* **Written exercise**:
Will you transcribe the entries that follow, exactly and in full?

** Begin Dataset records **

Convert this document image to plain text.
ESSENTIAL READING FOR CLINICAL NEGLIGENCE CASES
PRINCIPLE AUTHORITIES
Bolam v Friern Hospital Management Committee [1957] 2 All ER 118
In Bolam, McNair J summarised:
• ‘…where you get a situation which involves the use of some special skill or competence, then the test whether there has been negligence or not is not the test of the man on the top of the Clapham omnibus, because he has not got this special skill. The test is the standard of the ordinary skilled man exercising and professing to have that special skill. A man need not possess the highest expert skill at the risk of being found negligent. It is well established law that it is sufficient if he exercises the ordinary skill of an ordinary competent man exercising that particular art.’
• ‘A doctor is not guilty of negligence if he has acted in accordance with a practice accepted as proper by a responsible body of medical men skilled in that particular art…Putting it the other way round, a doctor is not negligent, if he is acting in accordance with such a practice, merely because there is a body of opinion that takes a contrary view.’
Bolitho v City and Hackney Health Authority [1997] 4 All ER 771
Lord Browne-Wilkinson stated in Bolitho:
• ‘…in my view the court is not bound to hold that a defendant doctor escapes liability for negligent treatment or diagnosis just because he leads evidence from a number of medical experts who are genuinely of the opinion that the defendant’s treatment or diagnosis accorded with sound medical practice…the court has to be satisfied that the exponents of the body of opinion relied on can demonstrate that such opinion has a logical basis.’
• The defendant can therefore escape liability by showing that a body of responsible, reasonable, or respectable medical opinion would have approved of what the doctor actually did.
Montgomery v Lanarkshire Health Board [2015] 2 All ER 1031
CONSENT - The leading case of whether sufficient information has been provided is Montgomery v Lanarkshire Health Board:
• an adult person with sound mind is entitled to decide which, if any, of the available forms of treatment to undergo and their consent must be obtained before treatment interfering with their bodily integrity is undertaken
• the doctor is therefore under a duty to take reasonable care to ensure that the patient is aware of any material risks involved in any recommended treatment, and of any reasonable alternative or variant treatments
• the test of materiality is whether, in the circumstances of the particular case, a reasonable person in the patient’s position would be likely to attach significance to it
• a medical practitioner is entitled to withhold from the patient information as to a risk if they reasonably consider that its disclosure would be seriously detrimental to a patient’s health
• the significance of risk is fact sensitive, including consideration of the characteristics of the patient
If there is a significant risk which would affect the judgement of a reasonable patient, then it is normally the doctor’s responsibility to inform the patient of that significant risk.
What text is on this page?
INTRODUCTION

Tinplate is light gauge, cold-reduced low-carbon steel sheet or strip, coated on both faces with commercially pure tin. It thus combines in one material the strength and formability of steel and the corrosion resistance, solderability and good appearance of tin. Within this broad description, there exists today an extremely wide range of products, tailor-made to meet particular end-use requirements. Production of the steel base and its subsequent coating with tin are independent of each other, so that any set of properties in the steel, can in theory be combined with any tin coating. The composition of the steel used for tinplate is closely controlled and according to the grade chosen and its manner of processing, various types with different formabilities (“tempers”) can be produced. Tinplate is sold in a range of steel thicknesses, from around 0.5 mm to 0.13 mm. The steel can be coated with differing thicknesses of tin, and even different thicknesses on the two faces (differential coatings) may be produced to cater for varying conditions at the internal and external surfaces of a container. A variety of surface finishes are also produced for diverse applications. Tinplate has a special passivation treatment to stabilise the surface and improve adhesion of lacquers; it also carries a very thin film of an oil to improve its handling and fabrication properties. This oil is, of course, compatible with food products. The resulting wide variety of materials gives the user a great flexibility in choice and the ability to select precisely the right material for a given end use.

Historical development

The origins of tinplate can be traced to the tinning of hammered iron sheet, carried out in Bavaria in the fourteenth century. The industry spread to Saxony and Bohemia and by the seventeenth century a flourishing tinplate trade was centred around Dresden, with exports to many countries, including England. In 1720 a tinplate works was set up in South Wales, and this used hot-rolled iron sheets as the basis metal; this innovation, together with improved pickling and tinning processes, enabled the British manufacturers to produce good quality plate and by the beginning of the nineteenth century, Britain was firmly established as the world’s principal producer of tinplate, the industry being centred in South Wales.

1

** End Dataset records **

* **Response below**:
Convert this document image to plain text.
ESSENTIAL READING FOR CLINICAL NEGLIGENCE CASES
PRINCIPLE AUTHORITIES
Bolam v Friern Hospital Management Committee [1957] 2 All ER 118
In Bolam, McNair J summarised:
• ‘…where you get a situation which involves the use of some special skill or competence, then the test whether there has been negligence or not is not the test of the man on the top of the Clapham omnibus, because he has not got this special skill. The test is the standard of the ordinary skilled man exercising and professing to have that special skill. A man need not possess the highest expert skill at the risk of being found negligent. It is well established law that it is sufficient if he exercises the ordinary skill of an ordinary competent man exercising that particular art.’
• ‘A doctor is not guilty of negligence if he has acted in accordance with a practice accepted as proper by a responsible body of medical men skilled in that particular art…Putting it the other way round, a doctor is not negligent, if he is acting in accordance with such a practice, merely because there is a body of opinion that takes a contrary view.’
Bolitho v City and Hackney Health Authority [1997] 4 All ER 771
Lord Browne-Wilkinson stated in Bolitho:
• ‘…in my view the court is not bound to hold that a defendant doctor escapes liability for negligent treatment or diagnosis just because he leads evidence from a number of medical experts who are genuinely of the opinion that the defendant’s treatment or diagnosis accorded with sound medical practice…the court has to be satisfied that the exponents of the body of opinion relied on can demonstrate that such opinion has a logical basis.’
• The defendant can therefore escape liability by showing that a body of responsible, reasonable, or respectable medical opinion would have approved of what the doctor actually did.
Montgomery v Lanarkshire Health Board [2015] 2 All ER 1031
CONSENT - The leading case of whether sufficient information has been provided is Montgomery v Lanarkshire Health Board:
• an adult person with sound mind is entitled to decide which, if any, of the available forms of treatment to undergo and their consent must be obtained before treatment interfering with their bodily integrity is undertaken
• the doctor is therefore under a duty to take reasonable care to ensure that the patient is aware of any material risks involved in any recommended treatment, and of any reasonable alternative or variant treatments
• the test of materiality is whether, in the circumstances of the particular case, a reasonable person in the patient’s position would be likely to attach significance to it
• a medical practitioner is entitled to withhold from the patient information as to a risk if they reasonably consider that its disclosure would be seriously detrimental to a patient’s health
• the significance of risk is fact sensitive, including consideration of the characteristics of the patient
If there is a significant risk which would affect the judgement of a reasonable patient, then it is normally the doctor’s responsibility to inform the patient of that significant risk.
What text is on this page?
INTRODUCTION

Tinplate is light gauge, cold-reduced low-carbon steel sheet or strip, coated on both faces with commercially pure tin. It thus combines in one material the strength and formability of steel and the corrosion resistance, solderability and good appearance of tin. Within this broad description, there exists today an extremely wide range of products, tailor-made to meet particular end-use requirements. Production of the steel base and its subsequent coating with tin are independent of each other, so that any set of properties in the steel, can in theory be combined with any tin coating. The composition of the steel used for tinplate is closely controlled and according to the grade chosen and its manner of processing, various types with different formabilities (“tempers”) can be produced. Tinplate is sold in a range of steel thicknesses, from around 0.5 mm to 0.13 mm. The steel can be coated with differing thicknesses of tin, and even different thicknesses on the two faces (differential coatings) may be produced to cater for varying conditions at the internal and external surfaces of a container. A variety of surface finishes are also produced for diverse applications. Tinplate has a special passivation treatment to stabilise the surface and improve adhesion of lacquers; it also carries a very thin film of an oil to improve its handling and fabrication properties. This oil is, of course, compatible with food products. The resulting wide variety of materials gives the user a great flexibility in choice and the ability to select precisely the right material for a given end use.

Historical development

The origins of tinplate can be traced to the tinning of hammered iron sheet, carried out in Bavaria in the fourteenth century. The industry spread to Saxony and Bohemia and by the seventeenth century a flourishing tinplate trade was centred around Dresden, with exports to many countries, including England. In 1720 a tinplate works was set up in South Wales, and this used hot-rolled iron sheets as the basis metal; this innovation, together with improved pickling and tinning processes, enabled the British manufacturers to produce good quality plate and by the beginning of the nineteenth century, Britain was firmly established as the world’s principal producer of tinplate, the industry being centred in South Wales.

1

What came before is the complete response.